>> Start RECORDS FOR THE TASK

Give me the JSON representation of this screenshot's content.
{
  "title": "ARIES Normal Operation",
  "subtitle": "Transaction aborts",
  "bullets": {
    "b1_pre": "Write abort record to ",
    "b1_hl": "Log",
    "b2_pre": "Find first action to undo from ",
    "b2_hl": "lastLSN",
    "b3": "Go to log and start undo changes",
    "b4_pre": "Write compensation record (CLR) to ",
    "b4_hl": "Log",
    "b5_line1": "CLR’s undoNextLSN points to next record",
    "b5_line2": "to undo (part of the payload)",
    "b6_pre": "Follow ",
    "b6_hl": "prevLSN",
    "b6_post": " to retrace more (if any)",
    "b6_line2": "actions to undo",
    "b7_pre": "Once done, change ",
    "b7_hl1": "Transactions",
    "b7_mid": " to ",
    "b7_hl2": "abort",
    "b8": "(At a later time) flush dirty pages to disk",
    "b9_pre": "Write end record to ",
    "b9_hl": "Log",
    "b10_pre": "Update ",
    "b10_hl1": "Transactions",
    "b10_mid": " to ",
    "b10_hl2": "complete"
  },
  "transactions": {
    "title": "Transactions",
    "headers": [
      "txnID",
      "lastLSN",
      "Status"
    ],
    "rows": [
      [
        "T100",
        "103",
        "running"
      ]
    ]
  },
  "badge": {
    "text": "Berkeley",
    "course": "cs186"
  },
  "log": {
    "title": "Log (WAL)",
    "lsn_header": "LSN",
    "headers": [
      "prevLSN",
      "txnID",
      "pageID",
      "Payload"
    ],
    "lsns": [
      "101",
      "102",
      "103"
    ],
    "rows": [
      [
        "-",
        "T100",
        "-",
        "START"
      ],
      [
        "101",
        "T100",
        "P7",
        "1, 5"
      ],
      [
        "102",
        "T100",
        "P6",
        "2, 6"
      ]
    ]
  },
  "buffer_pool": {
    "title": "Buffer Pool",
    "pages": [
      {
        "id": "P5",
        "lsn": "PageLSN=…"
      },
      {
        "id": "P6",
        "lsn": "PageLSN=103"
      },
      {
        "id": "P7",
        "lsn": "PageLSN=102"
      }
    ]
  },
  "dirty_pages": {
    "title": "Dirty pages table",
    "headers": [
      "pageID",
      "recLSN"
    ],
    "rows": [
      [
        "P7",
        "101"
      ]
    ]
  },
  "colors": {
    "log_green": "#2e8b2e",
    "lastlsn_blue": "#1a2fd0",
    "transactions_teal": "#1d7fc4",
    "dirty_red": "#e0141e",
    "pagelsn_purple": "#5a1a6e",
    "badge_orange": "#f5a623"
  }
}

>> End RECORDS FOR THE TASK

■ **DO THIS**
Transcribe all of the material exactly. Omit nothing.

■ **CORRECT RESPONSE**
Give me the JSON representation of this screenshot's content.
{
  "title": "ARIES Normal Operation",
  "subtitle": "Transaction aborts",
  "bullets": {
    "b1_pre": "Write abort record to ",
    "b1_hl": "Log",
    "b2_pre": "Find first action to undo from ",
    "b2_hl": "lastLSN",
    "b3": "Go to log and start undo changes",
    "b4_pre": "Write compensation record (CLR) to ",
    "b4_hl": "Log",
    "b5_line1": "CLR’s undoNextLSN points to next record",
    "b5_line2": "to undo (part of the payload)",
    "b6_pre": "Follow ",
    "b6_hl": "prevLSN",
    "b6_post": " to retrace more (if any)",
    "b6_line2": "actions to undo",
    "b7_pre": "Once done, change ",
    "b7_hl1": "Transactions",
    "b7_mid": " to ",
    "b7_hl2": "abort",
    "b8": "(At a later time) flush dirty pages to disk",
    "b9_pre": "Write end record to ",
    "b9_hl": "Log",
    "b10_pre": "Update ",
    "b10_hl1": "Transactions",
    "b10_mid": " to ",
    "b10_hl2": "complete"
  },
  "transactions": {
    "title": "Transactions",
    "headers": [
      "txnID",
      "lastLSN",
      "Status"
    ],
    "rows": [
      [
        "T100",
        "103",
        "running"
      ]
    ]
  },
  "badge": {
    "text": "Berkeley",
    "course": "cs186"
  },
  "log": {
    "title": "Log (WAL)",
    "lsn_header": "LSN",
    "headers": [
      "prevLSN",
      "txnID",
      "pageID",
      "Payload"
    ],
    "lsns": [
      "101",
      "102",
      "103"
    ],
    "rows": [
      [
        "-",
        "T100",
        "-",
        "START"
      ],
      [
        "101",
        "T100",
        "P7",
        "1, 5"
      ],
      [
        "102",
        "T100",
        "P6",
        "2, 6"
      ]
    ]
  },
  "buffer_pool": {
    "title": "Buffer Pool",
    "pages": [
      {
        "id": "P5",
        "lsn": "PageLSN=…"
      },
      {
        "id": "P6",
        "lsn": "PageLSN=103"
      },
      {
        "id": "P7",
        "lsn": "PageLSN=102"
      }
    ]
  },
  "dirty_pages": {
    "title": "Dirty pages table",
    "headers": [
      "pageID",
      "recLSN"
    ],
    "rows": [
      [
        "P7",
        "101"
      ]
    ]
  },
  "colors": {
    "log_green": "#2e8b2e",
    "lastlsn_blue": "#1a2fd0",
    "transactions_teal": "#1d7fc4",
    "dirty_red": "#e0141e",
    "pagelsn_purple": "#5a1a6e",
    "badge_orange": "#f5a623"
  }
}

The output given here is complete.